• _Short problem_: Collect every line in the entries below that contains the string "tumurangi", matching case exactly.

• _Records shown_:
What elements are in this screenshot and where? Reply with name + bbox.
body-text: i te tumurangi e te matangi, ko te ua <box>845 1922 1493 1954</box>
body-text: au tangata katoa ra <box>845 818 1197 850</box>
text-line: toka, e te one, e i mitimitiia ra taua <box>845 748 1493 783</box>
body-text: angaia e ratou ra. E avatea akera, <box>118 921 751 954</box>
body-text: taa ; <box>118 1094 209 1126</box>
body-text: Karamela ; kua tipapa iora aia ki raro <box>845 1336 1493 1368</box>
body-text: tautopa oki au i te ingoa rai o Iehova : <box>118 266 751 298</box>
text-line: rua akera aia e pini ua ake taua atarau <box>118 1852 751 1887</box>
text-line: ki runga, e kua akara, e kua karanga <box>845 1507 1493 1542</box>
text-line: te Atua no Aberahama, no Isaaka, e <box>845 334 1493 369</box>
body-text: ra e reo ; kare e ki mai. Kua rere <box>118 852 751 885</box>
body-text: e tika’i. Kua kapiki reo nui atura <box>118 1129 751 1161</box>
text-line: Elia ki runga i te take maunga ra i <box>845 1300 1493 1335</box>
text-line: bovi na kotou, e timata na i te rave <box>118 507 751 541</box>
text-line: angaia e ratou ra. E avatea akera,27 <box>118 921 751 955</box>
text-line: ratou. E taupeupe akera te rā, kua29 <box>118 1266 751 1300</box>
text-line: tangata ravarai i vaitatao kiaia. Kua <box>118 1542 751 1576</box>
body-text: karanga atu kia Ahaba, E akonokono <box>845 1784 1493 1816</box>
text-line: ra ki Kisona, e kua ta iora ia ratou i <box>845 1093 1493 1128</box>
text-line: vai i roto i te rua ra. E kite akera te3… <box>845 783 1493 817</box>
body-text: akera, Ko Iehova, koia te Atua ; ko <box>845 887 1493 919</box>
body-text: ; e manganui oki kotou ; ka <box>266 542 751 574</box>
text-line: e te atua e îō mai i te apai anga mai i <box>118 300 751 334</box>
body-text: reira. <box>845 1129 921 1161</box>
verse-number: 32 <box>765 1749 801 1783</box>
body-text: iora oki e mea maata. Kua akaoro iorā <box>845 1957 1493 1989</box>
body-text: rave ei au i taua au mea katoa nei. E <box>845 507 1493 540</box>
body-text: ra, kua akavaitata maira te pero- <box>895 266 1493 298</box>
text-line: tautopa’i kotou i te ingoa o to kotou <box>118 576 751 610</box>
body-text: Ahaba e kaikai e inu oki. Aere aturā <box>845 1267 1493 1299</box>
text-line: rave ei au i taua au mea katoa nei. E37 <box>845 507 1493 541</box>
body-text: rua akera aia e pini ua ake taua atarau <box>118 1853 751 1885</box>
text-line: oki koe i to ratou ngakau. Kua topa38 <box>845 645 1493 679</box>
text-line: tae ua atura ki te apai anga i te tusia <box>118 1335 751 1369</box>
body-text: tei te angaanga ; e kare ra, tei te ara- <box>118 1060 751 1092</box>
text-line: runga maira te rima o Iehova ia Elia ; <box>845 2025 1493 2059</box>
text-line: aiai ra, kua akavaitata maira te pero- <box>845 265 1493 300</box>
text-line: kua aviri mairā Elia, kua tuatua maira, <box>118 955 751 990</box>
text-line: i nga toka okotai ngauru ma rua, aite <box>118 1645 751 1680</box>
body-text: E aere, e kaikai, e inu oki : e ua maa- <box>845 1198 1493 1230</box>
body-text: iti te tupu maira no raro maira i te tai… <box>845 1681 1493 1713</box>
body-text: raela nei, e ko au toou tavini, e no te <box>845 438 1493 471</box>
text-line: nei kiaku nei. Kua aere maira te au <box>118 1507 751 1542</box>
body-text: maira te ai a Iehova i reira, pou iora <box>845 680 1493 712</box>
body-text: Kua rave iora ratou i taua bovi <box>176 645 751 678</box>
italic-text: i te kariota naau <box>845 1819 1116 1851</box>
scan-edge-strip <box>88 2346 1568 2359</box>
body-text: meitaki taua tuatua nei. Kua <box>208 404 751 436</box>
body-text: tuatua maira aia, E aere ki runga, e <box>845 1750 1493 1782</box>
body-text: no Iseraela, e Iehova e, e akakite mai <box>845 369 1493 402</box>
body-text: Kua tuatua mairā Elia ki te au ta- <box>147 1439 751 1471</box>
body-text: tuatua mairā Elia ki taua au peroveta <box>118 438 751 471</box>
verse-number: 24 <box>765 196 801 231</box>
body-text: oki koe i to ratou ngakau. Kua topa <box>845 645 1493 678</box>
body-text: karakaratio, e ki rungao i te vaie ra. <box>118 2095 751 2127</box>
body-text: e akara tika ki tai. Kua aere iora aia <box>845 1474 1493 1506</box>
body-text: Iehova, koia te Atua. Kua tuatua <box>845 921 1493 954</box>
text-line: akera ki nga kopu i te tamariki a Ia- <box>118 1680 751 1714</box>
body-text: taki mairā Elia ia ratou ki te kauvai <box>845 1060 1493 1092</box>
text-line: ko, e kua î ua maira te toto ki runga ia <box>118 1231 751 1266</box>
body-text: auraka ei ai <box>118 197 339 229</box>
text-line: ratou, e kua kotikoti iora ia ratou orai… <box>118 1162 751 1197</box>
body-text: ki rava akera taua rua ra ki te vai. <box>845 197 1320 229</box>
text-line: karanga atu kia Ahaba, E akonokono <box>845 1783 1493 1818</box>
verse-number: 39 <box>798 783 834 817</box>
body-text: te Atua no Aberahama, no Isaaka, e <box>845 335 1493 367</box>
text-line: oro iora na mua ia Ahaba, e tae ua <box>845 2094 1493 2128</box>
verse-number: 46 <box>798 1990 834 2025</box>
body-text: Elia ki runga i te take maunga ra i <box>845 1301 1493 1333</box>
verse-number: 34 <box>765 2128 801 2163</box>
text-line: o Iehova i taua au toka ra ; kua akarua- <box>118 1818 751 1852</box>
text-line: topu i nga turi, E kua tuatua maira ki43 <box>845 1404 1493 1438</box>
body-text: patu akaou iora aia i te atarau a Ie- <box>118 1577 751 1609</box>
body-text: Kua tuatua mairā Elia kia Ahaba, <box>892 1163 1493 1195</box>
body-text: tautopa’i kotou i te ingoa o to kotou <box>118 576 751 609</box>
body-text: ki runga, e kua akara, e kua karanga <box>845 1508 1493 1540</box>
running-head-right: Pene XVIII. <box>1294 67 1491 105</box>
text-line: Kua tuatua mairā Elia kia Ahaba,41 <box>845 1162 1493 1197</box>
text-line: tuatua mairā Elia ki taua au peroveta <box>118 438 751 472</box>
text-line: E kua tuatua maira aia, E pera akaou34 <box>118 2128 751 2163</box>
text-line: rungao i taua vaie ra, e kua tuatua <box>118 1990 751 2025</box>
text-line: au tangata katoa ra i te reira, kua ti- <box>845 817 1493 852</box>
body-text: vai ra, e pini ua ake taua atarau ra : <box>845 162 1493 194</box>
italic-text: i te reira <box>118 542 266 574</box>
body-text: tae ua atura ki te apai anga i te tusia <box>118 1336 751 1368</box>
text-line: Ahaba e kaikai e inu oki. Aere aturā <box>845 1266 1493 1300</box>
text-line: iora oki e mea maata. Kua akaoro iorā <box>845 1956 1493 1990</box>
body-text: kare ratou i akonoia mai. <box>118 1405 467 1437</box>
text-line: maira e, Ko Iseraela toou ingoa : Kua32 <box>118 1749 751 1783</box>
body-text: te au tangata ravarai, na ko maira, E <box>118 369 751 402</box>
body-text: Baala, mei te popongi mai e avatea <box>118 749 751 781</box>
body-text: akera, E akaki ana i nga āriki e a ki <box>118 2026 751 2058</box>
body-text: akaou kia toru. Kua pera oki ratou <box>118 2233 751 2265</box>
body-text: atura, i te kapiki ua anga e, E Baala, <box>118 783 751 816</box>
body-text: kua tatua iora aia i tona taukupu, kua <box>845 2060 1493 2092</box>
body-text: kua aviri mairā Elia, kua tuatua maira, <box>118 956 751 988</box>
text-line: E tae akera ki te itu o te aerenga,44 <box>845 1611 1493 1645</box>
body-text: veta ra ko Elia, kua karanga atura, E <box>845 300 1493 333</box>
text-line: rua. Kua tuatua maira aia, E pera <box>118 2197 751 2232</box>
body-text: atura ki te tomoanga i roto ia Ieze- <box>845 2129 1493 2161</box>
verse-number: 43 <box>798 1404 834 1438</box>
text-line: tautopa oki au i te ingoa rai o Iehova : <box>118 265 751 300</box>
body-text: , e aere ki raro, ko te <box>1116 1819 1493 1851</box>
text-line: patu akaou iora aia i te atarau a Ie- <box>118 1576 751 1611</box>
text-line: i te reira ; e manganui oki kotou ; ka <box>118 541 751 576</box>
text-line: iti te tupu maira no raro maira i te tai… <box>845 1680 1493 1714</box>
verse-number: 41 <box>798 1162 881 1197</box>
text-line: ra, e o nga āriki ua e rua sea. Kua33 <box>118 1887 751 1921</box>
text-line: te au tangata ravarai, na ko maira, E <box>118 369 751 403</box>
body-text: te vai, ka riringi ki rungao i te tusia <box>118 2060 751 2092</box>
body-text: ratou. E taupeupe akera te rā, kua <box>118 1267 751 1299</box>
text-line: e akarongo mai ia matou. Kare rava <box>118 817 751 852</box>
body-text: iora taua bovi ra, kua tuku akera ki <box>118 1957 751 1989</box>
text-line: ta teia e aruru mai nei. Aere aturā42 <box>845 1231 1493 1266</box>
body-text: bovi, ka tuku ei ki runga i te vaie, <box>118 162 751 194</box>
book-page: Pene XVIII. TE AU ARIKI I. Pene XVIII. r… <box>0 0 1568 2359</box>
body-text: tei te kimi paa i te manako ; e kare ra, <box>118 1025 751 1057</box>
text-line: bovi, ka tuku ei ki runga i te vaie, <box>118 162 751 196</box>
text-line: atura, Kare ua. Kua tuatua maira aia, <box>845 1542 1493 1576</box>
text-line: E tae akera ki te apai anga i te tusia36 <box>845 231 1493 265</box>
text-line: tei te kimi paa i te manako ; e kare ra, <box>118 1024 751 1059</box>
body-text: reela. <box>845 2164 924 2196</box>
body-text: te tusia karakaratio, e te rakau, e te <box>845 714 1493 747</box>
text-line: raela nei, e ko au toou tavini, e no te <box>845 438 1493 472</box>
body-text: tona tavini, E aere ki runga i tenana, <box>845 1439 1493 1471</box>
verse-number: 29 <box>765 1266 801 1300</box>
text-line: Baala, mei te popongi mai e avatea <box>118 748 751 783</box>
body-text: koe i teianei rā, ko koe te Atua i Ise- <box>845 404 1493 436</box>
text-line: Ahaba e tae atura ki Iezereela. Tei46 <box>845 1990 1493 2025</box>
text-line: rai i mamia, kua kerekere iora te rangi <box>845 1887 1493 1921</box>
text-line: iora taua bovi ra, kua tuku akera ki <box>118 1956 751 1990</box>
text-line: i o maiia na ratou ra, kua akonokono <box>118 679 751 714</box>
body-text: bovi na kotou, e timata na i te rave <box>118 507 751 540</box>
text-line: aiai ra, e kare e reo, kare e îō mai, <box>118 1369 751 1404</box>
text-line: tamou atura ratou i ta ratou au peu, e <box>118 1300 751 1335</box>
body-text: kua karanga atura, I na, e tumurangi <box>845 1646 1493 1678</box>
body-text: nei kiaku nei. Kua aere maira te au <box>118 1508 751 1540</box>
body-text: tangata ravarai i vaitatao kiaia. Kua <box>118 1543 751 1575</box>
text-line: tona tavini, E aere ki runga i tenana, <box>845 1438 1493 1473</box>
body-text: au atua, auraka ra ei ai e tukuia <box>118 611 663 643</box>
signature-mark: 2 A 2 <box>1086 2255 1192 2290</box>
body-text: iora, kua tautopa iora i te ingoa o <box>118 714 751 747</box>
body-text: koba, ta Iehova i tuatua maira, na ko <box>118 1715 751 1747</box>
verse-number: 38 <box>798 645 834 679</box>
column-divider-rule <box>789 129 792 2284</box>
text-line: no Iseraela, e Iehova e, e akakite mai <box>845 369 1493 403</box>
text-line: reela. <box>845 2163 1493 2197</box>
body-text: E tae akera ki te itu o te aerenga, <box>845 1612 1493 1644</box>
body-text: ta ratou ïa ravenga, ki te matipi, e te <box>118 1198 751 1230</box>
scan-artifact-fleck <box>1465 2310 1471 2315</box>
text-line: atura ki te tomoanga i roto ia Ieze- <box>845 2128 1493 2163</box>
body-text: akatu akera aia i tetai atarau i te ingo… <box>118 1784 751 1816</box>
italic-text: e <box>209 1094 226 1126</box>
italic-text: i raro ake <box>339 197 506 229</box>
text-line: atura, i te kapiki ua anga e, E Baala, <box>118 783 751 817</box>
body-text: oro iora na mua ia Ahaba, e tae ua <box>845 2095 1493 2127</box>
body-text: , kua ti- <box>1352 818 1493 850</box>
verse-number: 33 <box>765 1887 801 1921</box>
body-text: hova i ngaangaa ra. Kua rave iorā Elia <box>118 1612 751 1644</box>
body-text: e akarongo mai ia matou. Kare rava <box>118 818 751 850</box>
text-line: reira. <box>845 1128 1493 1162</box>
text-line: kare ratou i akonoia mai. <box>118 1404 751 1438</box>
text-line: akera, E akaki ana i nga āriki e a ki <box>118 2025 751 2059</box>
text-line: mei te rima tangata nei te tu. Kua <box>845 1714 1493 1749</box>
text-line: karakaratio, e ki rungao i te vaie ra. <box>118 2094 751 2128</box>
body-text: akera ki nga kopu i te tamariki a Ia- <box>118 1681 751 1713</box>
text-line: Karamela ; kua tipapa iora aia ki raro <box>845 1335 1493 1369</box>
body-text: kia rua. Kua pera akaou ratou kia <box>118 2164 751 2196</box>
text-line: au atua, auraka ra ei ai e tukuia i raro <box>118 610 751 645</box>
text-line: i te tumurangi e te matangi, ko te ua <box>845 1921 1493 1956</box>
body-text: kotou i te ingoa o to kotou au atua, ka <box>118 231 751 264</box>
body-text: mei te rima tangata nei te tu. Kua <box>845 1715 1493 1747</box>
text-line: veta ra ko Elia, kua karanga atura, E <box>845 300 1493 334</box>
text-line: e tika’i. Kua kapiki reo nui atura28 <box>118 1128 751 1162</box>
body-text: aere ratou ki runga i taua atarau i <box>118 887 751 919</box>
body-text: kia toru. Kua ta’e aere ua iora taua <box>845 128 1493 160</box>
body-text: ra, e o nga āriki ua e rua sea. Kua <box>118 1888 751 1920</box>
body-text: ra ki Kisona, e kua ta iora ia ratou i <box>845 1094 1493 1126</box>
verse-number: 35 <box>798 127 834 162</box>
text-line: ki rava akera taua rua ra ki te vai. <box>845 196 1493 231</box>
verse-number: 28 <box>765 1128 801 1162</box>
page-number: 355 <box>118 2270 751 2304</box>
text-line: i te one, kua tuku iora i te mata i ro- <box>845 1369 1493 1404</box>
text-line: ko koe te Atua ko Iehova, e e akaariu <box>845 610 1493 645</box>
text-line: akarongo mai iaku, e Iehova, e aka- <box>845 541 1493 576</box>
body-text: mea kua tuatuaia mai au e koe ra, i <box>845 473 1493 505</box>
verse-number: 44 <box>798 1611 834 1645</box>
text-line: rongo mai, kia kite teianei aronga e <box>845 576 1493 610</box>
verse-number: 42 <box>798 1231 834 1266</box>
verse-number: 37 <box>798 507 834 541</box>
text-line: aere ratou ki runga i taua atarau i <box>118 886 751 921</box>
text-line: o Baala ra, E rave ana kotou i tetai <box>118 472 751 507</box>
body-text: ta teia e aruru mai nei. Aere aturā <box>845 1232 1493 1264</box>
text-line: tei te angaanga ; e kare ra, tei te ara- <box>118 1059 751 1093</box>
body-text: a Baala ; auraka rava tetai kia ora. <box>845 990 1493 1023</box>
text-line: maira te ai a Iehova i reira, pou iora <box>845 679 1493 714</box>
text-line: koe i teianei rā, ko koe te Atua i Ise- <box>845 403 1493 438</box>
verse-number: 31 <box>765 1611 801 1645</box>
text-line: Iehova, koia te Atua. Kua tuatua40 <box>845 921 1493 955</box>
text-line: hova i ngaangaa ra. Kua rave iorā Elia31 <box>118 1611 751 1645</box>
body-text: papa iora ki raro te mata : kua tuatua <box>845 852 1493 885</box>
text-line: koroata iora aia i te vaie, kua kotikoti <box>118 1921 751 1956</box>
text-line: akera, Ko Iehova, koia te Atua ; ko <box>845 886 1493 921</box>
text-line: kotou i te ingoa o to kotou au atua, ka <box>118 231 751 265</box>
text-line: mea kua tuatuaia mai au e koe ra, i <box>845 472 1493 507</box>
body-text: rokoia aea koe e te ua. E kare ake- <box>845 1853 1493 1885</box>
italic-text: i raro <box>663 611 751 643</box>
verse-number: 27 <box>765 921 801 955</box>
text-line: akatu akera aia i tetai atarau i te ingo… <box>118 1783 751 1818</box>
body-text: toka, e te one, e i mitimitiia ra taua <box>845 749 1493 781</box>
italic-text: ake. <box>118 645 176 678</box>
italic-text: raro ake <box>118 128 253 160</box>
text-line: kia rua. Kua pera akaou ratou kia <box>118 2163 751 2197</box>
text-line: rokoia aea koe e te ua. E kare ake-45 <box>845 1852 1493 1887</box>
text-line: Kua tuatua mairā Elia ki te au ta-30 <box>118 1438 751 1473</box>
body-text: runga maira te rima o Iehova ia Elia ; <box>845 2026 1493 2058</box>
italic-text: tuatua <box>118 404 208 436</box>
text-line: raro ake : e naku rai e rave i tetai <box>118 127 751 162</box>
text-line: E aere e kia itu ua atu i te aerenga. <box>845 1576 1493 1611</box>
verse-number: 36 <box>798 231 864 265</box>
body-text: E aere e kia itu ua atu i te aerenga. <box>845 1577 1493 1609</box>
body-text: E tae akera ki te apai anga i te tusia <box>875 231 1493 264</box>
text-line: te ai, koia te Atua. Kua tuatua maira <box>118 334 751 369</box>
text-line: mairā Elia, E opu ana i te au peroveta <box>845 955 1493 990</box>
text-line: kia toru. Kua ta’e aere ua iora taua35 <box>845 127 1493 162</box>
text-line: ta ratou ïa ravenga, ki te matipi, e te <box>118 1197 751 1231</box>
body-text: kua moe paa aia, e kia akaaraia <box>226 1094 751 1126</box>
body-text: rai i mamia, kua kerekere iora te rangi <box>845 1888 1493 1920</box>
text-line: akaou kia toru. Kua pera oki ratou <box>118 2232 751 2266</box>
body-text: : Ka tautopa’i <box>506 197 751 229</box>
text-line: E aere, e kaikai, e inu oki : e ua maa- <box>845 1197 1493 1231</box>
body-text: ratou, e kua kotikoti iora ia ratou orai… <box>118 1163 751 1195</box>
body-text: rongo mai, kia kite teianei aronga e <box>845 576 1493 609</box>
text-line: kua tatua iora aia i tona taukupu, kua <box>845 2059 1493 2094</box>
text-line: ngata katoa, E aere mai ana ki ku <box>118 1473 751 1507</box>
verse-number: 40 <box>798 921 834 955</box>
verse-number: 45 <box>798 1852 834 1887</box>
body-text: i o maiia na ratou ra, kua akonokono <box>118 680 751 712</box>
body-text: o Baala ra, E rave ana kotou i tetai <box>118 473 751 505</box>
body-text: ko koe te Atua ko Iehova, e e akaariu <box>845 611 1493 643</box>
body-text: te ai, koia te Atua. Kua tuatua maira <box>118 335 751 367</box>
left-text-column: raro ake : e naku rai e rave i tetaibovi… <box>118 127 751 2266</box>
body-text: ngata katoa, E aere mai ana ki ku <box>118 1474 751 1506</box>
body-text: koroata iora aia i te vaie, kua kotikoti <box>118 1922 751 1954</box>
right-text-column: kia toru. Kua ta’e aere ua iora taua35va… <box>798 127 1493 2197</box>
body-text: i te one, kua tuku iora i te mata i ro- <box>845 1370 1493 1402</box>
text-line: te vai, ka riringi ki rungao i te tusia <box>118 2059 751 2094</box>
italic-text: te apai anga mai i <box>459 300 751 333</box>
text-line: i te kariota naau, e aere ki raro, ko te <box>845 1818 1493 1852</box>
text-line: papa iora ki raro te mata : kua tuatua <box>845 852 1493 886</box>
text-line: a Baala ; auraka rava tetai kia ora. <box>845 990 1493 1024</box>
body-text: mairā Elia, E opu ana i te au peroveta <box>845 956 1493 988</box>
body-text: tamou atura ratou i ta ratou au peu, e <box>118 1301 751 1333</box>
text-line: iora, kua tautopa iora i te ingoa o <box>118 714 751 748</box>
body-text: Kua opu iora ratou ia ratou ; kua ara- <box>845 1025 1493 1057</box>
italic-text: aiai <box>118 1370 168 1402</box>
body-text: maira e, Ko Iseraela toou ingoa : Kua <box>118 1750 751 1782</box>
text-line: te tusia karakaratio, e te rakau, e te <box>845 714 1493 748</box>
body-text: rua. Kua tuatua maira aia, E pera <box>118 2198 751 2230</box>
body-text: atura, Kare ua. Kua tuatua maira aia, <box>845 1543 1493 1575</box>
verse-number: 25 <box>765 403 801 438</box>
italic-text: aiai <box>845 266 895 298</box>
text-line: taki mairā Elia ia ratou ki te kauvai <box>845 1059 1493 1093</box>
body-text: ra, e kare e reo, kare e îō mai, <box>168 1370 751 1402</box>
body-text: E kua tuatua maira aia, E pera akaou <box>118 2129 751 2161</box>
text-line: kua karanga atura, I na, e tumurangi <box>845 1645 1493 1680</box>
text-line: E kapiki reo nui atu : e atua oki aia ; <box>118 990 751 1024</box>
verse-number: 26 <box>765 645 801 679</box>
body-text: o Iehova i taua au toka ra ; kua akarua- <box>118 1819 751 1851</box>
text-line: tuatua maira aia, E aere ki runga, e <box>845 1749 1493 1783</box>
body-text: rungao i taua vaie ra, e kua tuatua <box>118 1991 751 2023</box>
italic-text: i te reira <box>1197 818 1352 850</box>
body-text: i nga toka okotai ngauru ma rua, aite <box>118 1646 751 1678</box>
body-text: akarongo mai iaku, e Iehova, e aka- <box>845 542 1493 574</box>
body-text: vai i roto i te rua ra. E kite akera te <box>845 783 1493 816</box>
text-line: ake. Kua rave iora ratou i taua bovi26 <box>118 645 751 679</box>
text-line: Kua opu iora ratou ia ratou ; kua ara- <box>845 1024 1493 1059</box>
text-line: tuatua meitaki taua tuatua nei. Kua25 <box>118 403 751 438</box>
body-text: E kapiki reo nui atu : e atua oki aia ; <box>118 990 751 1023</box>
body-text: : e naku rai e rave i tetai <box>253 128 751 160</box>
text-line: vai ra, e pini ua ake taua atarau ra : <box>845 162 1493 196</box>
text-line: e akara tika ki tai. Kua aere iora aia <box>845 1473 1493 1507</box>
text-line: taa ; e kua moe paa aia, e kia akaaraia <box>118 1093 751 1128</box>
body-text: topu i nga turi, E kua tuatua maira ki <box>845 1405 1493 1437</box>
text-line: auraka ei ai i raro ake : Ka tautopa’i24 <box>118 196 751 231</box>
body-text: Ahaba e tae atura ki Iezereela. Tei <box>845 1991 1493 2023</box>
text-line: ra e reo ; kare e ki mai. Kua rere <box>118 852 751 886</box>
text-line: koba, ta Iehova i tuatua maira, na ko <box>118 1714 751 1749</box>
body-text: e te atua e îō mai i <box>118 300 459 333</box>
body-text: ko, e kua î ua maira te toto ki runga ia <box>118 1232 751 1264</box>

• _The output_:
body-text: i te tumurangi e te matangi, ko te ua <box>845 1922 1493 1954</box>
body-text: kua karanga atura, I na, e tumurangi <box>845 1646 1493 1678</box>
text-line: i te tumurangi e te matangi, ko te ua <box>845 1921 1493 1956</box>
text-line: kua karanga atura, I na, e tumurangi <box>845 1645 1493 1680</box>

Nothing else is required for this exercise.